Copy every line of the data that includes the string "square".

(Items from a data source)
(begin)

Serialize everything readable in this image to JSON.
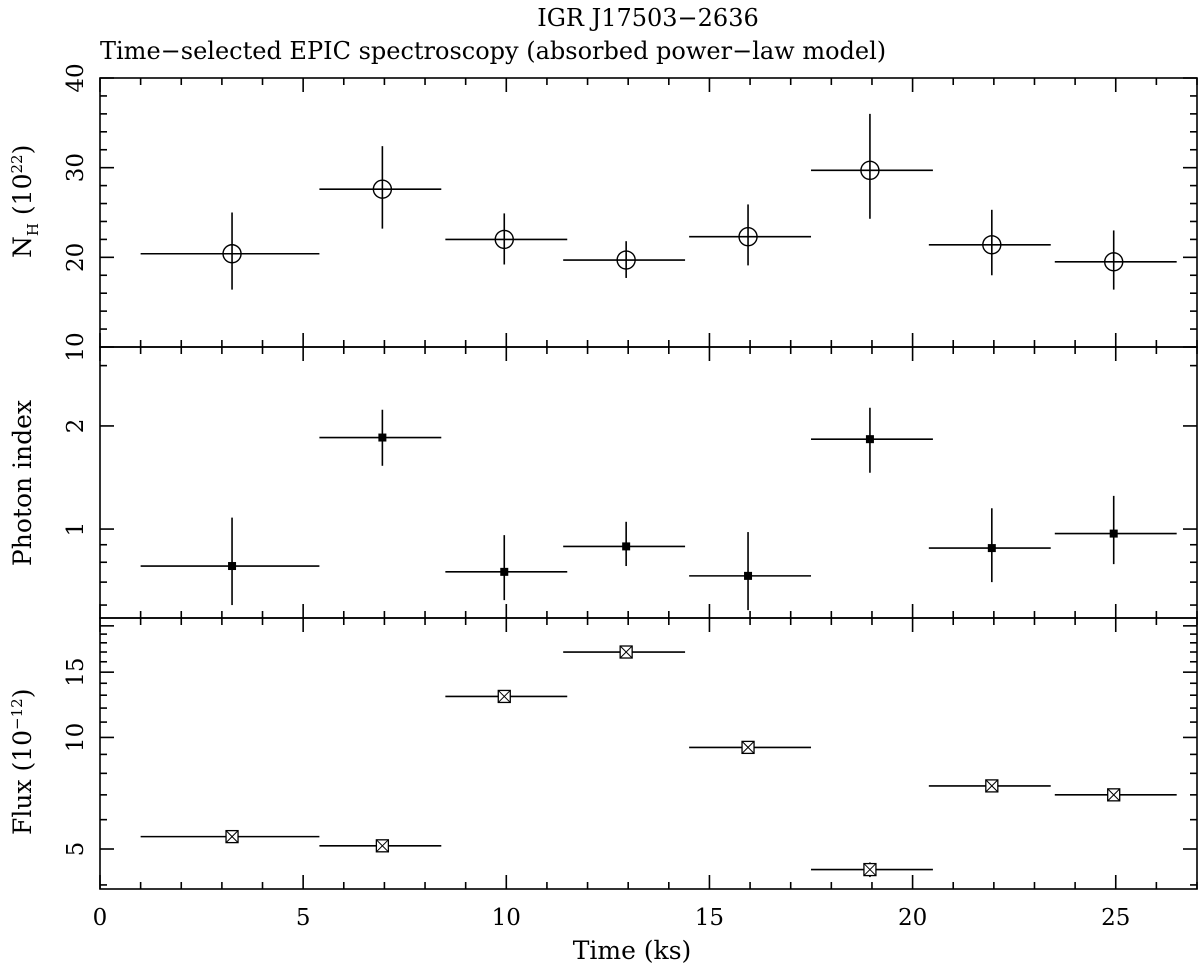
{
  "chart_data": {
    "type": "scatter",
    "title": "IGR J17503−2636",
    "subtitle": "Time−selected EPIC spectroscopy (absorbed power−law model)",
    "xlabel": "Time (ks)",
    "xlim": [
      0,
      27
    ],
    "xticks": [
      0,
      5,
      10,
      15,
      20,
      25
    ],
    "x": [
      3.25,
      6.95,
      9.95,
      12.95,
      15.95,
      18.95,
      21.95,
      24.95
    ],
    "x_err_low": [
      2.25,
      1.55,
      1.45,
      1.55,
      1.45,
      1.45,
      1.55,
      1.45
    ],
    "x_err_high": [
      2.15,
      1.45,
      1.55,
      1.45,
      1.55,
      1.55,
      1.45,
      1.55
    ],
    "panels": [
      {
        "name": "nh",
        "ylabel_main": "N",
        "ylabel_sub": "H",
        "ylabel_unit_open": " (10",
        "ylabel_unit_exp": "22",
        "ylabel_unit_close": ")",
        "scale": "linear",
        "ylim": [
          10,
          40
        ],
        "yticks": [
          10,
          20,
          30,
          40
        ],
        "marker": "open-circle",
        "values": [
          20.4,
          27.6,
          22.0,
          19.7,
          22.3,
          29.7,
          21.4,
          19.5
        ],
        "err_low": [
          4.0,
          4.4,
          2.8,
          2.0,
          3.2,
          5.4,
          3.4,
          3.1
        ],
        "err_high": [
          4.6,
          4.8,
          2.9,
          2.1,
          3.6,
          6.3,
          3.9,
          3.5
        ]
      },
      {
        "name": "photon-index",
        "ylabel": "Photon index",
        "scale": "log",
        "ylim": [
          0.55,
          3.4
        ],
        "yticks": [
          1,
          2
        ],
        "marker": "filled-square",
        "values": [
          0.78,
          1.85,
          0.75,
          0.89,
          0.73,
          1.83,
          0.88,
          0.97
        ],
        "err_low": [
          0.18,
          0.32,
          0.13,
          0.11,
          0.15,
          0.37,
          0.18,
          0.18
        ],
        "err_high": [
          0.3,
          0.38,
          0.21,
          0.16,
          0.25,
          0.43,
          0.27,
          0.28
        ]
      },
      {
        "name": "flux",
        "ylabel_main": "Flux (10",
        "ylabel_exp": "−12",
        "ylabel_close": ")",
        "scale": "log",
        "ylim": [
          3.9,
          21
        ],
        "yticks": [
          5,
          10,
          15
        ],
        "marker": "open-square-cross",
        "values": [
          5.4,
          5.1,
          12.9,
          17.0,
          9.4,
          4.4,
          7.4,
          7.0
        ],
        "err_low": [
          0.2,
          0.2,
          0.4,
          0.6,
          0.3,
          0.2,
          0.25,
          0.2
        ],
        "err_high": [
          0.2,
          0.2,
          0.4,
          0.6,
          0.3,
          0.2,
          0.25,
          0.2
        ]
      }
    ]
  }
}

(end)

**Output for this task**
        "marker": "filled-square",
        "marker": "open-square-cross",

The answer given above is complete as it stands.